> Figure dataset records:
---------------

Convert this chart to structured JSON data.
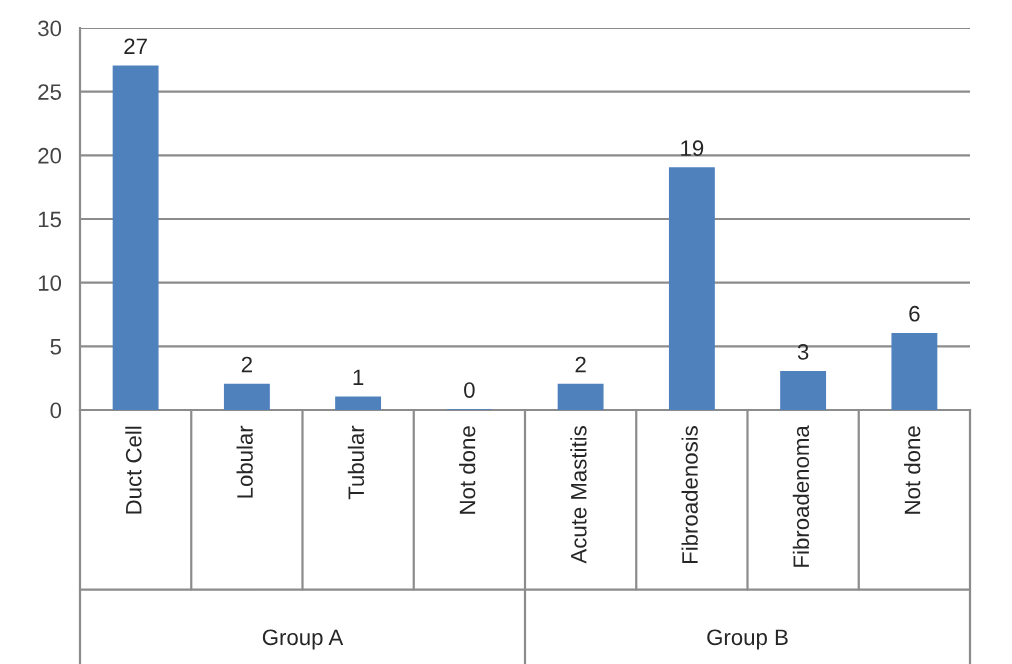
{
  "chart_data": {
    "type": "bar",
    "categories": [
      "Duct Cell",
      "Lobular",
      "Tubular",
      "Not done",
      "Acute Mastitis",
      "Fibroadenosis",
      "Fibroadenoma",
      "Not done"
    ],
    "values": [
      27,
      2,
      1,
      0,
      2,
      19,
      3,
      6
    ],
    "color": "#4f81bd",
    "ylim": [
      0,
      30
    ],
    "yticks": [
      0,
      5,
      10,
      15,
      20,
      25,
      30
    ],
    "grid": "y",
    "data_labels": true,
    "annotations": [
      "Group A",
      "Group B"
    ]
  }
}
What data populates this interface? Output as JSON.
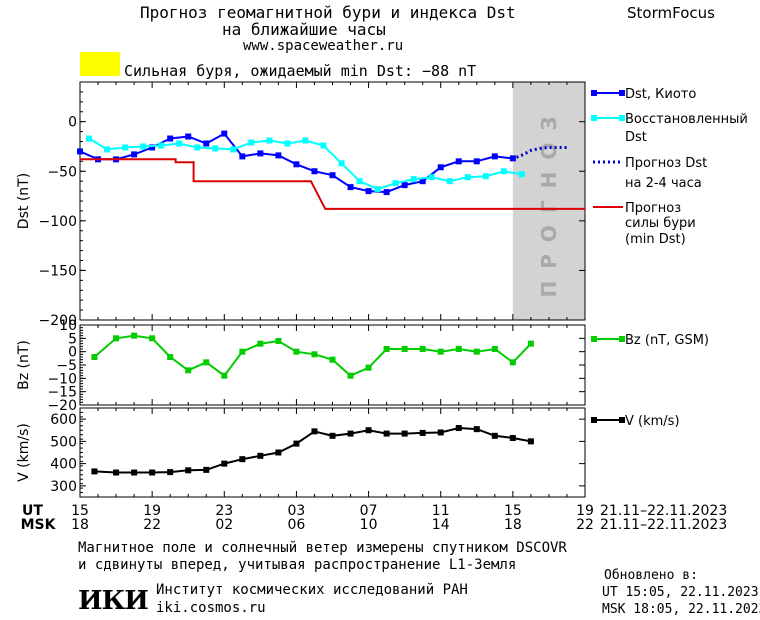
{
  "header": {
    "title_line1": "Прогноз геомагнитной бури и индекса Dst",
    "title_line2": "на ближайшие часы",
    "url": "www.spaceweather.ru",
    "brand": "StormFocus",
    "alert_color": "#ffff00",
    "alert_text": "Сильная буря, ожидаемый min Dst: −88 nT"
  },
  "footer": {
    "caption_line1": "Магнитное поле и солнечный ветер измерены спутником DSCOVR",
    "caption_line2": "и сдвинуты вперед, учитывая распространение L1-Земля",
    "institute": "Институт космических исследований РАН",
    "institute_url": "iki.cosmos.ru",
    "logo_text": "ИКИ",
    "updated_label": "Обновлено в:",
    "updated_ut": "UT  15:05, 22.11.2023",
    "updated_msk": "MSK 18:05, 22.11.2023"
  },
  "chart_data": {
    "type": "line",
    "x_axis": {
      "ut_label": "UT",
      "msk_label": "MSK",
      "ut_ticks": [
        "15",
        "19",
        "23",
        "03",
        "07",
        "11",
        "15",
        "19"
      ],
      "msk_ticks": [
        "18",
        "22",
        "02",
        "06",
        "10",
        "14",
        "18",
        "22"
      ],
      "tick_hours": [
        0,
        4,
        8,
        12,
        16,
        20,
        24,
        28
      ],
      "range_hours": [
        0,
        28
      ],
      "date_range_ut": "21.11–22.11.2023",
      "date_range_msk": "21.11–22.11.2023"
    },
    "forecast_band": {
      "from_hour": 24,
      "to_hour": 28,
      "label": "ПРОГНОЗ",
      "color": "#d3d3d3"
    },
    "panels": [
      {
        "id": "dst",
        "ylabel": "Dst (nT)",
        "ylim": [
          -200,
          40
        ],
        "yticks": [
          0,
          -50,
          -100,
          -150,
          -200
        ],
        "ytick_labels": [
          "0",
          "−50",
          "−100",
          "−150",
          "−200"
        ],
        "series": [
          {
            "name": "Dst, Киото",
            "color": "#0000ff",
            "style": "line-square",
            "x": [
              0,
              1,
              2,
              3,
              4,
              5,
              6,
              7,
              8,
              9,
              10,
              11,
              12,
              13,
              14,
              15,
              16,
              17,
              18,
              19,
              20,
              21,
              22,
              23,
              24
            ],
            "y": [
              -30,
              -38,
              -38,
              -33,
              -26,
              -17,
              -15,
              -22,
              -12,
              -35,
              -32,
              -34,
              -43,
              -50,
              -54,
              -66,
              -70,
              -71,
              -64,
              -60,
              -46,
              -40,
              -40,
              -35,
              -37
            ]
          },
          {
            "name": "Восстановленный Dst",
            "color": "#00ffff",
            "style": "line-square",
            "x": [
              0.5,
              1.5,
              2.5,
              3.5,
              4.5,
              5.5,
              6.5,
              7.5,
              8.5,
              9.5,
              10.5,
              11.5,
              12.5,
              13.5,
              14.5,
              15.5,
              16.5,
              17.5,
              18.5,
              19.5,
              20.5,
              21.5,
              22.5,
              23.5,
              24.5
            ],
            "y": [
              -17,
              -28,
              -26,
              -25,
              -24,
              -22,
              -26,
              -27,
              -28,
              -21,
              -19,
              -22,
              -19,
              -24,
              -42,
              -60,
              -68,
              -62,
              -58,
              -56,
              -60,
              -56,
              -55,
              -50,
              -53
            ]
          },
          {
            "name": "Прогноз Dst на 2-4 часа",
            "color": "#0000cc",
            "style": "dotted",
            "x": [
              24.2,
              24.6,
              25,
              25.5,
              26,
              26.5,
              27
            ],
            "y": [
              -36,
              -33,
              -29,
              -27,
              -26,
              -26,
              -26
            ]
          },
          {
            "name": "Прогноз силы бури (min Dst)",
            "color": "#dd0000",
            "style": "step",
            "x": [
              0,
              5,
              6,
              7,
              8,
              9,
              10,
              11,
              12,
              13,
              14,
              15,
              16,
              17,
              18,
              19,
              20,
              21,
              22,
              23,
              24,
              25,
              26,
              27,
              28
            ],
            "y": [
              -38,
              -38,
              -41,
              -60,
              -60,
              -60,
              -60,
              -60,
              -60,
              -88,
              -88,
              -88,
              -88,
              -88,
              -88,
              -88,
              -88,
              -88,
              -88,
              -88,
              -88,
              -88,
              -88,
              -88,
              -88
            ],
            "steps": [
              [
                0,
                -38
              ],
              [
                5.3,
                -38
              ],
              [
                5.3,
                -41
              ],
              [
                6.3,
                -41
              ],
              [
                6.3,
                -60
              ],
              [
                12.8,
                -60
              ],
              [
                12.8,
                -60
              ],
              [
                13.6,
                -88
              ],
              [
                28,
                -88
              ]
            ]
          }
        ]
      },
      {
        "id": "bz",
        "ylabel": "Bz (nT)",
        "ylim": [
          -20,
          10
        ],
        "yticks": [
          10,
          5,
          0,
          -5,
          -10,
          -15,
          -20
        ],
        "ytick_labels": [
          "10",
          "5",
          "0",
          "−5",
          "−10",
          "−15",
          "−20"
        ],
        "series": [
          {
            "name": "Bz (nT, GSM)",
            "color": "#00cc00",
            "style": "line-square",
            "x": [
              0.8,
              2,
              3,
              4,
              5,
              6,
              7,
              8,
              9,
              10,
              11,
              12,
              13,
              14,
              15,
              16,
              17,
              18,
              19,
              20,
              21,
              22,
              23,
              24,
              25
            ],
            "y": [
              -2,
              5,
              6,
              5,
              -2,
              -7,
              -4,
              -9,
              0,
              3,
              4,
              0,
              -1,
              -3,
              -9,
              -6,
              1,
              1,
              1,
              0,
              1,
              0,
              1,
              -4,
              3
            ]
          }
        ]
      },
      {
        "id": "v",
        "ylabel": "V (km/s)",
        "ylim": [
          250,
          650
        ],
        "yticks": [
          600,
          500,
          400,
          300
        ],
        "ytick_labels": [
          "600",
          "500",
          "400",
          "300"
        ],
        "series": [
          {
            "name": "V (km/s)",
            "color": "#000000",
            "style": "line-square",
            "x": [
              0.8,
              2,
              3,
              4,
              5,
              6,
              7,
              8,
              9,
              10,
              11,
              12,
              13,
              14,
              15,
              16,
              17,
              18,
              19,
              20,
              21,
              22,
              23,
              24,
              25
            ],
            "y": [
              365,
              360,
              360,
              360,
              362,
              370,
              372,
              400,
              420,
              435,
              450,
              490,
              545,
              525,
              535,
              550,
              535,
              535,
              538,
              540,
              560,
              555,
              525,
              515,
              500
            ]
          }
        ]
      }
    ]
  }
}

---------------

> Task details:
Lines that hold the word "this" are the ones to return, every one of them.

> The reply:
Convert this chart to structured JSON data.
What data populates this interface? Output as JSON.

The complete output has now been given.